--- START ---
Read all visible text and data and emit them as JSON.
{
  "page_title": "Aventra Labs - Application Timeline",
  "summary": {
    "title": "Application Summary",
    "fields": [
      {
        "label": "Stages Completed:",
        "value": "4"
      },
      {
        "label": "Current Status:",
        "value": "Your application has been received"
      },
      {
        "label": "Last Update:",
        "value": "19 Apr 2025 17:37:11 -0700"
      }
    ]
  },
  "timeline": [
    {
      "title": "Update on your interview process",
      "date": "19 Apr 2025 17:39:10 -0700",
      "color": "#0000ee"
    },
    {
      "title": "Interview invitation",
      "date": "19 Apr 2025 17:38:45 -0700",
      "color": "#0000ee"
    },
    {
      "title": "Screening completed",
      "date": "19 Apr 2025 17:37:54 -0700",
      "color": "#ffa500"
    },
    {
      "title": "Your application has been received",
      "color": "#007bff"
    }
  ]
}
--- END ---
▸ **Task prompt**
Return every line of the material exactly.

▸ **Result of the exercise**
Read all visible text and data and emit them as JSON.
{
  "page_title": "Aventra Labs - Application Timeline",
  "summary": {
    "title": "Application Summary",
    "fields": [
      {
        "label": "Stages Completed:",
        "value": "4"
      },
      {
        "label": "Current Status:",
        "value": "Your application has been received"
      },
      {
        "label": "Last Update:",
        "value": "19 Apr 2025 17:37:11 -0700"
      }
    ]
  },
  "timeline": [
    {
      "title": "Update on your interview process",
      "date": "19 Apr 2025 17:39:10 -0700",
      "color": "#0000ee"
    },
    {
      "title": "Interview invitation",
      "date": "19 Apr 2025 17:38:45 -0700",
      "color": "#0000ee"
    },
    {
      "title": "Screening completed",
      "date": "19 Apr 2025 17:37:54 -0700",
      "color": "#ffa500"
    },
    {
      "title": "Your application has been received",
      "color": "#007bff"
    }
  ]
}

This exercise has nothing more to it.